**Given problem:**
Gather, from the data below, each line in which the word "Size" occurs.

(Figure record listings)
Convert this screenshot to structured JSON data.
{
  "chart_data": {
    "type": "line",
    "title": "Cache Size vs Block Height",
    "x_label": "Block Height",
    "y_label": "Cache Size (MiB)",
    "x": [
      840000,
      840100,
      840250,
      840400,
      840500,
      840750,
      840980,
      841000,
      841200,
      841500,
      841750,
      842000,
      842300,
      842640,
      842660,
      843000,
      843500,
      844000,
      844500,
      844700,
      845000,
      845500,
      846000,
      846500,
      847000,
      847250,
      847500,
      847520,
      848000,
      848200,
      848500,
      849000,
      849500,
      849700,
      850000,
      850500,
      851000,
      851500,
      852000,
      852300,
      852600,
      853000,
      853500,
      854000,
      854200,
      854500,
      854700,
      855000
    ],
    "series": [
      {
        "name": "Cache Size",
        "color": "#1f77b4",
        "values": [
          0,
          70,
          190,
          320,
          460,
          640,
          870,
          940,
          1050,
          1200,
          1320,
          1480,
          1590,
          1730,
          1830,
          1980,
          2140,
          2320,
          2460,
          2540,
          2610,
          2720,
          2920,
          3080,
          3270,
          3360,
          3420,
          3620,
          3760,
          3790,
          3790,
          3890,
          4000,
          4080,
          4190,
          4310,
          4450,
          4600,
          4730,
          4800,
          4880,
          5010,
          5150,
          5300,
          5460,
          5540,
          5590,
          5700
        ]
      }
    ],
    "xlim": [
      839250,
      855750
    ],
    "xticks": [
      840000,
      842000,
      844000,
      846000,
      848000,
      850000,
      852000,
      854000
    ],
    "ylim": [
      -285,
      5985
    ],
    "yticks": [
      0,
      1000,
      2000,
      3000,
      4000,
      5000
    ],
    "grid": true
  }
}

**Reply to the task:**
    "title": "Cache Size vs Block Height",
    "y_label": "Cache Size (MiB)",
        "name": "Cache Size",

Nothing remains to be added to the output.